* Task
Your task is to restate the data word for word.

* Task data
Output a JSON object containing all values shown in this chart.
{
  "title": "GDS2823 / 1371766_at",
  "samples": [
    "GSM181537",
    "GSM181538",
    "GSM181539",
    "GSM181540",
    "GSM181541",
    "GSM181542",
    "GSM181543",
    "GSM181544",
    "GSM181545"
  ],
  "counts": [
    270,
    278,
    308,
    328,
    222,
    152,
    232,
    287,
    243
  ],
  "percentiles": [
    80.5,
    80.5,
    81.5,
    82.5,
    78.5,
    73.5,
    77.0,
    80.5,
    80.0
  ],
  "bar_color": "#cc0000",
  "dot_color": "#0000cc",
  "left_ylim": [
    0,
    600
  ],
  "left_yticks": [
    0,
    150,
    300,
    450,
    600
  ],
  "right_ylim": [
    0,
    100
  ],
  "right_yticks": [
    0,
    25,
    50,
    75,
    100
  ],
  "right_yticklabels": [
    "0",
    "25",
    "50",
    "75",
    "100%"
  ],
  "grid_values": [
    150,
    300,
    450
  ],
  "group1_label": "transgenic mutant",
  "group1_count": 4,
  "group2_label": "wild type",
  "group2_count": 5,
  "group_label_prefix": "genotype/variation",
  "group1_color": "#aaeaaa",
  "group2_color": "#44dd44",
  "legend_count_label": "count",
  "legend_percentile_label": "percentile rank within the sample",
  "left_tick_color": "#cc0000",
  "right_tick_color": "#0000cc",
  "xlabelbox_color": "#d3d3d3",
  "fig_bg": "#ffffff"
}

* The result
Output a JSON object containing all values shown in this chart.
{
  "title": "GDS2823 / 1371766_at",
  "samples": [
    "GSM181537",
    "GSM181538",
    "GSM181539",
    "GSM181540",
    "GSM181541",
    "GSM181542",
    "GSM181543",
    "GSM181544",
    "GSM181545"
  ],
  "counts": [
    270,
    278,
    308,
    328,
    222,
    152,
    232,
    287,
    243
  ],
  "percentiles": [
    80.5,
    80.5,
    81.5,
    82.5,
    78.5,
    73.5,
    77.0,
    80.5,
    80.0
  ],
  "bar_color": "#cc0000",
  "dot_color": "#0000cc",
  "left_ylim": [
    0,
    600
  ],
  "left_yticks": [
    0,
    150,
    300,
    450,
    600
  ],
  "right_ylim": [
    0,
    100
  ],
  "right_yticks": [
    0,
    25,
    50,
    75,
    100
  ],
  "right_yticklabels": [
    "0",
    "25",
    "50",
    "75",
    "100%"
  ],
  "grid_values": [
    150,
    300,
    450
  ],
  "group1_label": "transgenic mutant",
  "group1_count": 4,
  "group2_label": "wild type",
  "group2_count": 5,
  "group_label_prefix": "genotype/variation",
  "group1_color": "#aaeaaa",
  "group2_color": "#44dd44",
  "legend_count_label": "count",
  "legend_percentile_label": "percentile rank within the sample",
  "left_tick_color": "#cc0000",
  "right_tick_color": "#0000cc",
  "xlabelbox_color": "#d3d3d3",
  "fig_bg": "#ffffff"
}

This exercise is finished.